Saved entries
============

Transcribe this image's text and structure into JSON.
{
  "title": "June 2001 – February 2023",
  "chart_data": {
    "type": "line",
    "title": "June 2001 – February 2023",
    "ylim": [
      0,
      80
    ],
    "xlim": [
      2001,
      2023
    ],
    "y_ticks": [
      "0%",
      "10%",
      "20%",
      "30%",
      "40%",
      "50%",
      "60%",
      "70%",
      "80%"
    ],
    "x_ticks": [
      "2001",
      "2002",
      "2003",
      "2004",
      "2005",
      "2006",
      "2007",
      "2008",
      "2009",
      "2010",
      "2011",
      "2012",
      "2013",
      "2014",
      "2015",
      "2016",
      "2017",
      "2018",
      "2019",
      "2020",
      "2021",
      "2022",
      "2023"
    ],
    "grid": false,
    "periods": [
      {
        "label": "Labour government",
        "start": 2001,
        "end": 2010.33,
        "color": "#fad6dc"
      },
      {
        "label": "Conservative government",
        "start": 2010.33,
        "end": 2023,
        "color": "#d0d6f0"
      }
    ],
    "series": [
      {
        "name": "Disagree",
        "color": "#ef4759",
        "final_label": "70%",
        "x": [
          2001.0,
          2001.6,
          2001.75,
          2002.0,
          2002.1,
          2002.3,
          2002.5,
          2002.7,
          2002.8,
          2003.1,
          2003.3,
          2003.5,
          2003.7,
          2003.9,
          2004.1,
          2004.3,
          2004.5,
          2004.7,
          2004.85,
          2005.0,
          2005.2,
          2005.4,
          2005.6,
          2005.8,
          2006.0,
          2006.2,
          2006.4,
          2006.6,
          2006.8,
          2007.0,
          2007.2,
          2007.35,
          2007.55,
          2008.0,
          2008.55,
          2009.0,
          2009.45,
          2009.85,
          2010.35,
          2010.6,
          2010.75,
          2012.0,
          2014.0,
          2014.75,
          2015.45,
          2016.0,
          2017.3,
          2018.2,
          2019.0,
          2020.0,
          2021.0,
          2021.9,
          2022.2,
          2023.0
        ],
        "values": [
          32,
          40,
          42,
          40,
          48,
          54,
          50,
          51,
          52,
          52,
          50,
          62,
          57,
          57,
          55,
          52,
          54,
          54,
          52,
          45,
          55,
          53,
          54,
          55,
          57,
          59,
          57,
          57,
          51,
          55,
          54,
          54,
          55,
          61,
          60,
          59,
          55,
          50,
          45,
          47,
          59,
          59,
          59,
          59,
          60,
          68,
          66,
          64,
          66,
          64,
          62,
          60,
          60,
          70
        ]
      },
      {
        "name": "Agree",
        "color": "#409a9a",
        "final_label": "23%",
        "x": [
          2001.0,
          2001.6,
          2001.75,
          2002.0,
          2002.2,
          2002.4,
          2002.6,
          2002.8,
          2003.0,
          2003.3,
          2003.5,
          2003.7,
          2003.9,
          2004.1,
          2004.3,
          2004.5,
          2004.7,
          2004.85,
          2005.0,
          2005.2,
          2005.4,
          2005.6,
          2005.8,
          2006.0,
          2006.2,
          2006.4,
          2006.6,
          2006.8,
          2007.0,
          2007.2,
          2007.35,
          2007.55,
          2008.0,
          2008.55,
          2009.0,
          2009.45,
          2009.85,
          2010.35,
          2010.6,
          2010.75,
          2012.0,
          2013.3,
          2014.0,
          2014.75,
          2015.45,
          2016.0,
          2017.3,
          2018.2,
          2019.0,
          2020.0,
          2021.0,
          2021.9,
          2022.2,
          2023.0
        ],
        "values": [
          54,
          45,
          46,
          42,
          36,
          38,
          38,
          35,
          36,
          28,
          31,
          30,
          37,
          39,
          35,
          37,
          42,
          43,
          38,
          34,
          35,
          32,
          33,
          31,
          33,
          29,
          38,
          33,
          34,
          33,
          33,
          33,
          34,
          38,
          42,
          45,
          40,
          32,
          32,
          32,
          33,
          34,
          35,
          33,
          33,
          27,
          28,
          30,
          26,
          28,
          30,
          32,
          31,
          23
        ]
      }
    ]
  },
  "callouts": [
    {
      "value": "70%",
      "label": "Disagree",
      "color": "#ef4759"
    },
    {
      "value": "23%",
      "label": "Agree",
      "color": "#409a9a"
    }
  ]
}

============

> [WHAT THIS TASK INVOLVES] Your task is to retype all the records above with nothing left out.

> [TASK RESULT]
Transcribe this image's text and structure into JSON.
{
  "title": "June 2001 – February 2023",
  "chart_data": {
    "type": "line",
    "title": "June 2001 – February 2023",
    "ylim": [
      0,
      80
    ],
    "xlim": [
      2001,
      2023
    ],
    "y_ticks": [
      "0%",
      "10%",
      "20%",
      "30%",
      "40%",
      "50%",
      "60%",
      "70%",
      "80%"
    ],
    "x_ticks": [
      "2001",
      "2002",
      "2003",
      "2004",
      "2005",
      "2006",
      "2007",
      "2008",
      "2009",
      "2010",
      "2011",
      "2012",
      "2013",
      "2014",
      "2015",
      "2016",
      "2017",
      "2018",
      "2019",
      "2020",
      "2021",
      "2022",
      "2023"
    ],
    "grid": false,
    "periods": [
      {
        "label": "Labour government",
        "start": 2001,
        "end": 2010.33,
        "color": "#fad6dc"
      },
      {
        "label": "Conservative government",
        "start": 2010.33,
        "end": 2023,
        "color": "#d0d6f0"
      }
    ],
    "series": [
      {
        "name": "Disagree",
        "color": "#ef4759",
        "final_label": "70%",
        "x": [
          2001.0,
          2001.6,
          2001.75,
          2002.0,
          2002.1,
          2002.3,
          2002.5,
          2002.7,
          2002.8,
          2003.1,
          2003.3,
          2003.5,
          2003.7,
          2003.9,
          2004.1,
          2004.3,
          2004.5,
          2004.7,
          2004.85,
          2005.0,
          2005.2,
          2005.4,
          2005.6,
          2005.8,
          2006.0,
          2006.2,
          2006.4,
          2006.6,
          2006.8,
          2007.0,
          2007.2,
          2007.35,
          2007.55,
          2008.0,
          2008.55,
          2009.0,
          2009.45,
          2009.85,
          2010.35,
          2010.6,
          2010.75,
          2012.0,
          2014.0,
          2014.75,
          2015.45,
          2016.0,
          2017.3,
          2018.2,
          2019.0,
          2020.0,
          2021.0,
          2021.9,
          2022.2,
          2023.0
        ],
        "values": [
          32,
          40,
          42,
          40,
          48,
          54,
          50,
          51,
          52,
          52,
          50,
          62,
          57,
          57,
          55,
          52,
          54,
          54,
          52,
          45,
          55,
          53,
          54,
          55,
          57,
          59,
          57,
          57,
          51,
          55,
          54,
          54,
          55,
          61,
          60,
          59,
          55,
          50,
          45,
          47,
          59,
          59,
          59,
          59,
          60,
          68,
          66,
          64,
          66,
          64,
          62,
          60,
          60,
          70
        ]
      },
      {
        "name": "Agree",
        "color": "#409a9a",
        "final_label": "23%",
        "x": [
          2001.0,
          2001.6,
          2001.75,
          2002.0,
          2002.2,
          2002.4,
          2002.6,
          2002.8,
          2003.0,
          2003.3,
          2003.5,
          2003.7,
          2003.9,
          2004.1,
          2004.3,
          2004.5,
          2004.7,
          2004.85,
          2005.0,
          2005.2,
          2005.4,
          2005.6,
          2005.8,
          2006.0,
          2006.2,
          2006.4,
          2006.6,
          2006.8,
          2007.0,
          2007.2,
          2007.35,
          2007.55,
          2008.0,
          2008.55,
          2009.0,
          2009.45,
          2009.85,
          2010.35,
          2010.6,
          2010.75,
          2012.0,
          2013.3,
          2014.0,
          2014.75,
          2015.45,
          2016.0,
          2017.3,
          2018.2,
          2019.0,
          2020.0,
          2021.0,
          2021.9,
          2022.2,
          2023.0
        ],
        "values": [
          54,
          45,
          46,
          42,
          36,
          38,
          38,
          35,
          36,
          28,
          31,
          30,
          37,
          39,
          35,
          37,
          42,
          43,
          38,
          34,
          35,
          32,
          33,
          31,
          33,
          29,
          38,
          33,
          34,
          33,
          33,
          33,
          34,
          38,
          42,
          45,
          40,
          32,
          32,
          32,
          33,
          34,
          35,
          33,
          33,
          27,
          28,
          30,
          26,
          28,
          30,
          32,
          31,
          23
        ]
      }
    ]
  },
  "callouts": [
    {
      "value": "70%",
      "label": "Disagree",
      "color": "#ef4759"
    },
    {
      "value": "23%",
      "label": "Agree",
      "color": "#409a9a"
    }
  ]
}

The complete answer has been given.